GIVEN TASK:
State how many lines of the data contain the string "mark", matching case, and reply with the number alone.

(Layout annotation data)

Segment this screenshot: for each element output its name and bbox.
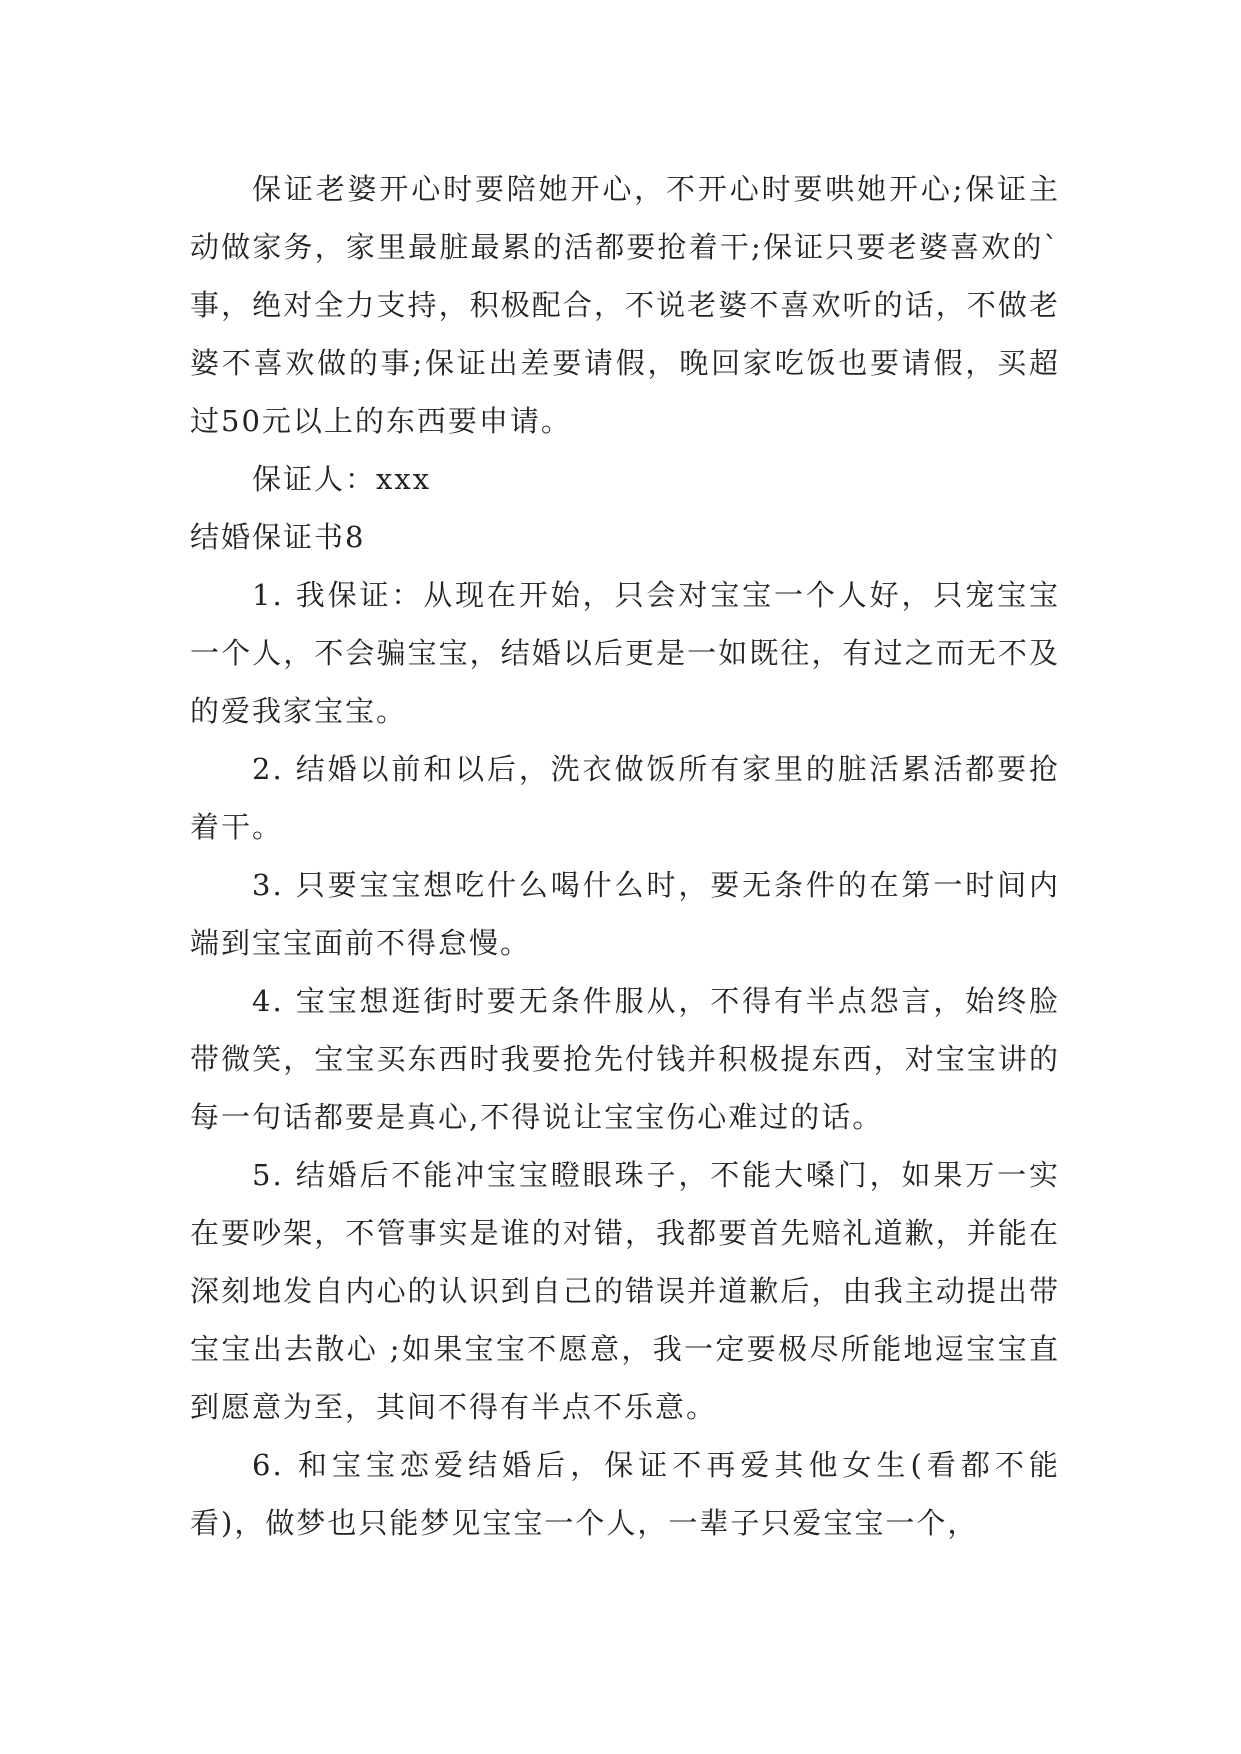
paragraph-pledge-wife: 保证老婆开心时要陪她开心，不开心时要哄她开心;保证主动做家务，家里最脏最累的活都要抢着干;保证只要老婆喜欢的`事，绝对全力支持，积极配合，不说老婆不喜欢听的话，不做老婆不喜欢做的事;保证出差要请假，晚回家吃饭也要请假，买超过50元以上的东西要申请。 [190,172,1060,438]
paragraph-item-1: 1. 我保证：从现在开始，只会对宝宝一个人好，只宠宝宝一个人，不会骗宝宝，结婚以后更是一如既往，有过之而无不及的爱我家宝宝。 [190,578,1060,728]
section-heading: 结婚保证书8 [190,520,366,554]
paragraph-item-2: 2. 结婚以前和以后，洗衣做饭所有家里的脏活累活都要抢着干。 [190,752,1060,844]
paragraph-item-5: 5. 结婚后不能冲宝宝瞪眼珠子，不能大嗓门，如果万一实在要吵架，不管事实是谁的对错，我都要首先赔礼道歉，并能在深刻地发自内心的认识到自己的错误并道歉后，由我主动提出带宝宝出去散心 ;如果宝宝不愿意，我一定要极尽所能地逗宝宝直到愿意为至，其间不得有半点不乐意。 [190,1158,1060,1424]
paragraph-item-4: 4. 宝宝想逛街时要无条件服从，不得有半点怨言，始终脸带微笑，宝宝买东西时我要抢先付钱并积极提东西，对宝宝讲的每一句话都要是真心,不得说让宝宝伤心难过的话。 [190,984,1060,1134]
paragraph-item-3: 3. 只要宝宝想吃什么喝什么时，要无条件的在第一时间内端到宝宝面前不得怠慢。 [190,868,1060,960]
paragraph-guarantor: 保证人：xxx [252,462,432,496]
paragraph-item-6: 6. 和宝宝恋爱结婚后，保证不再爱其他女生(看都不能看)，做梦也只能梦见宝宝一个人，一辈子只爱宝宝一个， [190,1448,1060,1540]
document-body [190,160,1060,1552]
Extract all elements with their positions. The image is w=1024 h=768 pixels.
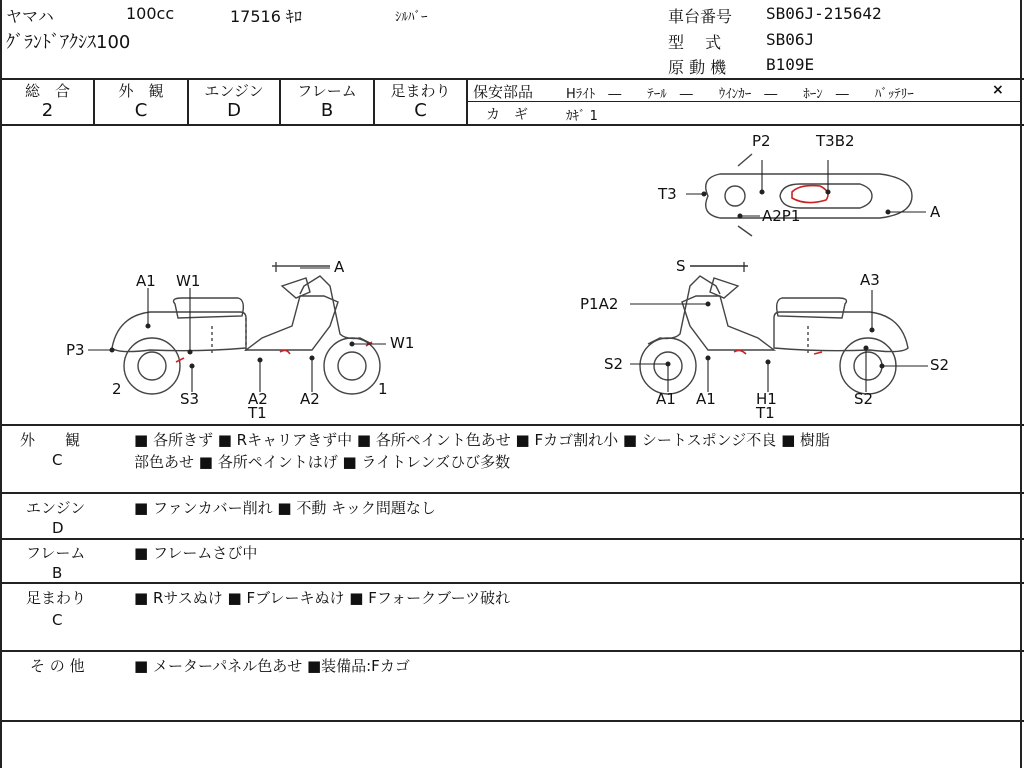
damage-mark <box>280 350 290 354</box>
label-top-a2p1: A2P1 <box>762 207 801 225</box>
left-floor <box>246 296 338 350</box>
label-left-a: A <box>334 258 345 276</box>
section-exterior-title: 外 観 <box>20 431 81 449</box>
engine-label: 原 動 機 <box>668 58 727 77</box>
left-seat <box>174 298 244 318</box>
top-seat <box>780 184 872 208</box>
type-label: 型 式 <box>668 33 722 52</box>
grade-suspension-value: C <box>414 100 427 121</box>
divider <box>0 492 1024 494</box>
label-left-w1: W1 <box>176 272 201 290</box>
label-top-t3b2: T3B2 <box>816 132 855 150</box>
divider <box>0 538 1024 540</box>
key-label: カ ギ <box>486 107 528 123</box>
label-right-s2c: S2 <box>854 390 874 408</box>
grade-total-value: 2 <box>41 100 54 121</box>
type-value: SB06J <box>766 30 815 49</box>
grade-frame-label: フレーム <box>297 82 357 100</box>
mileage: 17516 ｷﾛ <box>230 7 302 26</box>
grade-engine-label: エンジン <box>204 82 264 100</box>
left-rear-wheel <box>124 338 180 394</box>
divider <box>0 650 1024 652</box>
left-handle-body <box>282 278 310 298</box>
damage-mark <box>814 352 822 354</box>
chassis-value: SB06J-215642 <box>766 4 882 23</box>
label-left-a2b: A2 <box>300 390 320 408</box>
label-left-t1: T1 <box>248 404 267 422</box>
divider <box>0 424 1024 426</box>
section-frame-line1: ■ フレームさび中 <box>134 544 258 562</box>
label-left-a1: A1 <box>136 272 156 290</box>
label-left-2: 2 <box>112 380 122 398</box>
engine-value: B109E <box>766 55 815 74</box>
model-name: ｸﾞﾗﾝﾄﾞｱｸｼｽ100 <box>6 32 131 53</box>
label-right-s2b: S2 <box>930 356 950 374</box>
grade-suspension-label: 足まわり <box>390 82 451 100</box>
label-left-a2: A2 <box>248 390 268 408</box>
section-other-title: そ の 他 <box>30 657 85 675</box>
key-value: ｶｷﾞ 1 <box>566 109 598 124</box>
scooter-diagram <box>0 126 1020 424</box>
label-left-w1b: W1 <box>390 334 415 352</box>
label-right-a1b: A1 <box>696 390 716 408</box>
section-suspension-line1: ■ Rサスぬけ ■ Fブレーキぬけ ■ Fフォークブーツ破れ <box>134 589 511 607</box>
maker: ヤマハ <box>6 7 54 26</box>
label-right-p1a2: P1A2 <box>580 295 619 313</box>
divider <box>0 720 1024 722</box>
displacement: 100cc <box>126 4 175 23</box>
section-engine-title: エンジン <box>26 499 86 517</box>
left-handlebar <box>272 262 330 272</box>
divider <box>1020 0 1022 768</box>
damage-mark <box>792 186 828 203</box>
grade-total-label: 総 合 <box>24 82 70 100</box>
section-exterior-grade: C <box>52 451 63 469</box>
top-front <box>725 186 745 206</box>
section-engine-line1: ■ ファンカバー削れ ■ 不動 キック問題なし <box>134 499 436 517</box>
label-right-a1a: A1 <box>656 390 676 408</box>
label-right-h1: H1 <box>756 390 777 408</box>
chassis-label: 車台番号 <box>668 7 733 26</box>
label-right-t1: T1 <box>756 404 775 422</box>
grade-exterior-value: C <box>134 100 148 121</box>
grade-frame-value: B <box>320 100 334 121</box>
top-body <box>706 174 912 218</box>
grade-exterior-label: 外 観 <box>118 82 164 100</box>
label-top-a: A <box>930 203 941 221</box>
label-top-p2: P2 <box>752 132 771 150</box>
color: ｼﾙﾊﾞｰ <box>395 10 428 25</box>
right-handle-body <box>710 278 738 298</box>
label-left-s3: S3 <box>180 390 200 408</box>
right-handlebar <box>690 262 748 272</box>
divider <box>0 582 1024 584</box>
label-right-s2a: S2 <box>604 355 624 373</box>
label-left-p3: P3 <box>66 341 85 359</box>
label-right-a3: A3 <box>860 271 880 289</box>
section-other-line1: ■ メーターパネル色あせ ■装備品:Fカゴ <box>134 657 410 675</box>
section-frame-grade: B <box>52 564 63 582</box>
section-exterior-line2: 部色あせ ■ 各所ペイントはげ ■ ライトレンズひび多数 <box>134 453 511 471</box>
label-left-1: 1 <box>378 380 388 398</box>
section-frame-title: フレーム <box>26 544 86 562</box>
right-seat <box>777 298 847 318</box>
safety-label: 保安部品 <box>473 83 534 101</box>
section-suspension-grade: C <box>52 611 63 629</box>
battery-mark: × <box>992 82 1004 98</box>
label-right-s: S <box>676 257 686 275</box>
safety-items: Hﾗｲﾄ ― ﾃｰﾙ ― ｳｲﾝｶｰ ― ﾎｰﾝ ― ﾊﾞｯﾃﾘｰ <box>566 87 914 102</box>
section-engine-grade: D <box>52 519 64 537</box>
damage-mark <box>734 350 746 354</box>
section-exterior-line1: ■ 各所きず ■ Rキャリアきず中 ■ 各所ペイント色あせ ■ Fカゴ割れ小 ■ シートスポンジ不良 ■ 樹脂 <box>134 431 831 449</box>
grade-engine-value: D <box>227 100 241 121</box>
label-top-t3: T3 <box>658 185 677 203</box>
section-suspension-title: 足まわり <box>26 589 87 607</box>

RESULT OF THE EXERCISE:
5